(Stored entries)
+ + +

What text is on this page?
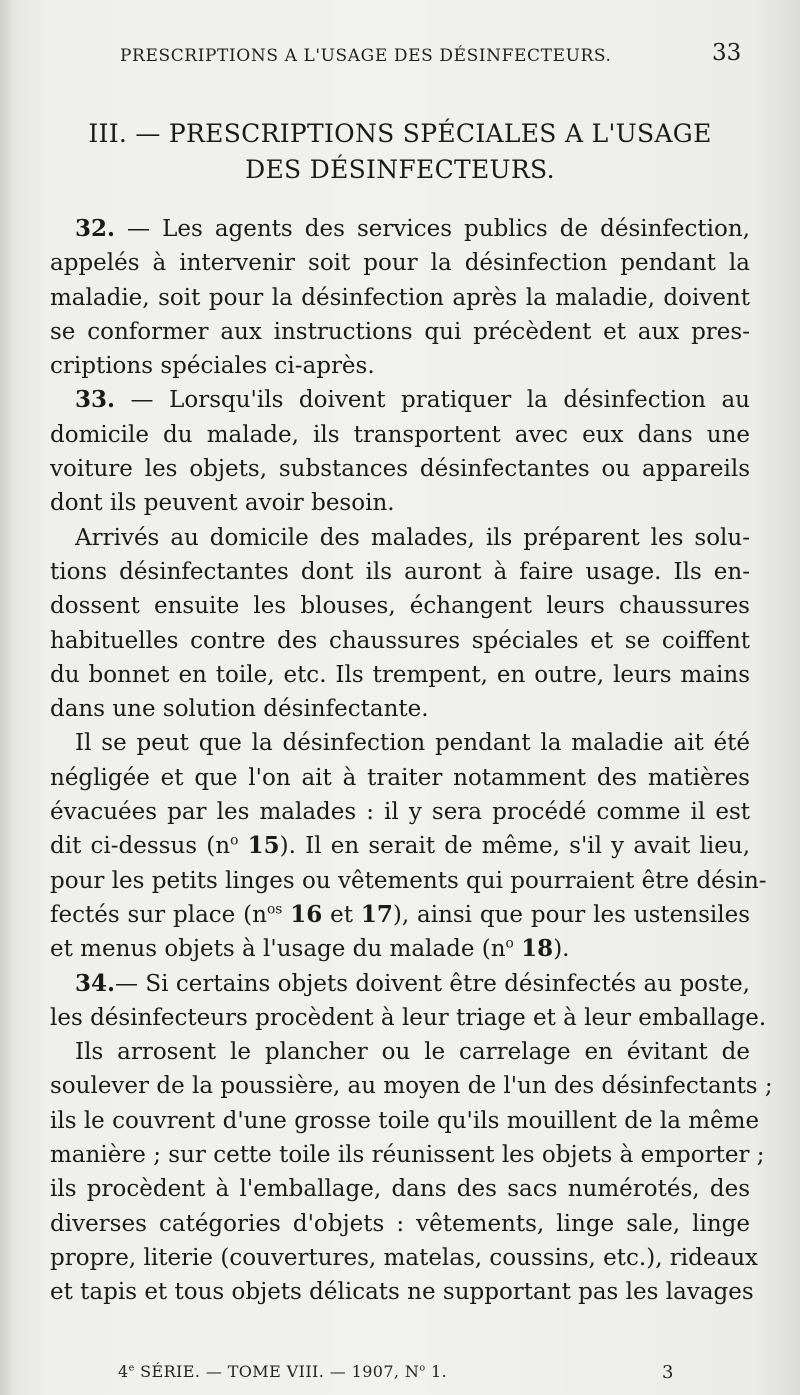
PRESCRIPTIONS A L'USAGE DES DÉSINFECTEURS.	33
III. — PRESCRIPTIONS SPÉCIALES A L'USAGE
DES DÉSINFECTEURS.

32. — Les agents des services publics de désinfection,
appelés à intervenir soit pour la désinfection pendant la
maladie, soit pour la désinfection après la maladie, doivent
se conformer aux instructions qui précèdent et aux pres-
criptions spéciales ci-après.

33. — Lorsqu'ils doivent pratiquer la désinfection au
domicile du malade, ils transportent avec eux dans une
voiture les objets, substances désinfectantes ou appareils
dont ils peuvent avoir besoin.

Arrivés au domicile des malades, ils préparent les solu-
tions désinfectantes dont ils auront à faire usage. Ils en-
dossent ensuite les blouses, échangent leurs chaussures
habituelles contre des chaussures spéciales et se coiffent
du bonnet en toile, etc. Ils trempent, en outre, leurs mains
dans une solution désinfectante.

Il se peut que la désinfection pendant la maladie ait été
négligée et que l'on ait à traiter notamment des matières
évacuées par les malades : il y sera procédé comme il est
dit ci-dessus ($n^o$ 15). Il en serait de même, s'il y avait lieu,
pour les petits linges ou vêtements qui pourraient être désin-
fectés sur place ($n^{os}$ 16 et 17), ainsi que pour les ustensiles
et menus objets à l'usage du malade ($n^o$ 18).

34.— Si certains objets doivent être désinfectés au poste,
les désinfecteurs procèdent à leur triage et à leur emballage.

Ils arrosent le plancher ou le carrelage en évitant de
soulever de la poussière, au moyen de l'un des désinfectants ;
ils le couvrent d'une grosse toile qu'ils mouillent de la même
manière ; sur cette toile ils réunissent les objets à emporter ;
ils procèdent à l'emballage, dans des sacs numérotés, des
diverses catégories d'objets : vêtements, linge sale, linge
propre, literie (couvertures, matelas, coussins, etc.), rideaux
et tapis et tous objets délicats ne supportant pas les lavages

4e SÉRIE. — TOME VIII. — 1907, $N^o$ 1.	3
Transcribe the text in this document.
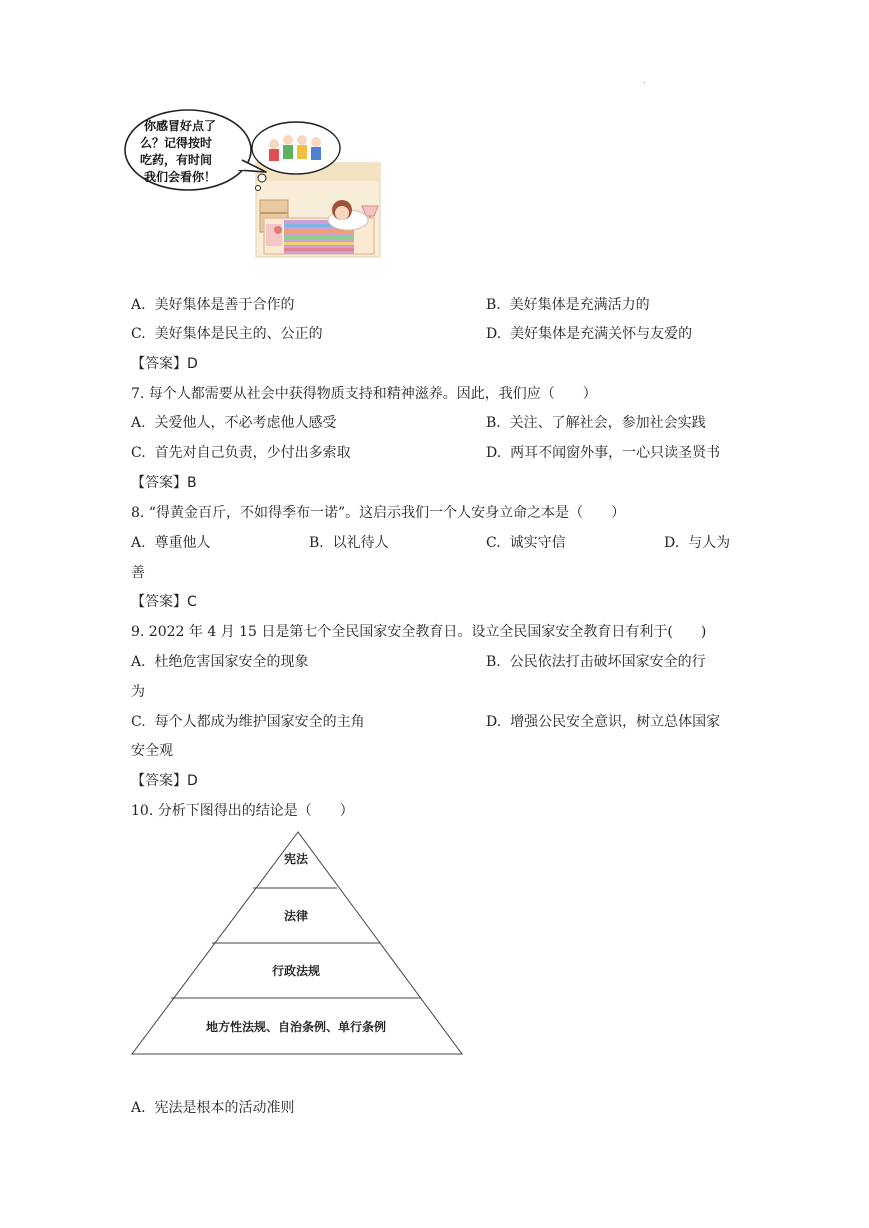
.
你感冒好点了
么？记得按时
吃药，有时间
我们会看你！
A. 美好集体是善于合作的	B. 美好集体是充满活力的
C. 美好集体是民主的、公正的	D. 美好集体是充满关怀与友爱的
【答案】D
7. 每个人都需要从社会中获得物质支持和精神滋养。因此，我们应（　　）
A. 关爱他人，不必考虑他人感受	B. 关注、了解社会，参加社会实践
C. 首先对自己负责，少付出多索取	D. 两耳不闻窗外事，一心只读圣贤书
【答案】B
8. “得黄金百斤，不如得季布一诺”。这启示我们一个人安身立命之本是（　　）
A. 尊重他人	B. 以礼待人	C. 诚实守信	D. 与人为
善
【答案】C
9. 2022 年 4 月 15 日是第七个全民国家安全教育日。设立全民国家安全教育日有利于(　　)
A. 杜绝危害国家安全的现象	B. 公民依法打击破坏国家安全的行
为
C. 每个人都成为维护国家安全的主角	D. 增强公民安全意识，树立总体国家
安全观
【答案】D
10. 分析下图得出的结论是（　　）
宪法
法律
行政法规
地方性法规、自治条例、单行条例
A. 宪法是根本的活动准则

+ + +

> **What to produce**
Omit all pictures and write out, exactly, only the lines from the line containing "Transcribe the text in this document." through the last line of the entries above.

> **Result of the task**
Transcribe the text in this document.
.
你感冒好点了
么？记得按时
吃药，有时间
我们会看你！
A. 美好集体是善于合作的	B. 美好集体是充满活力的
C. 美好集体是民主的、公正的	D. 美好集体是充满关怀与友爱的
【答案】D
7. 每个人都需要从社会中获得物质支持和精神滋养。因此，我们应（　　）
A. 关爱他人，不必考虑他人感受	B. 关注、了解社会，参加社会实践
C. 首先对自己负责，少付出多索取	D. 两耳不闻窗外事，一心只读圣贤书
【答案】B
8. “得黄金百斤，不如得季布一诺”。这启示我们一个人安身立命之本是（　　）
A. 尊重他人	B. 以礼待人	C. 诚实守信	D. 与人为
善
【答案】C
9. 2022 年 4 月 15 日是第七个全民国家安全教育日。设立全民国家安全教育日有利于(　　)
A. 杜绝危害国家安全的现象	B. 公民依法打击破坏国家安全的行
为
C. 每个人都成为维护国家安全的主角	D. 增强公民安全意识，树立总体国家
安全观
【答案】D
10. 分析下图得出的结论是（　　）
宪法
法律
行政法规
地方性法规、自治条例、单行条例
A. 宪法是根本的活动准则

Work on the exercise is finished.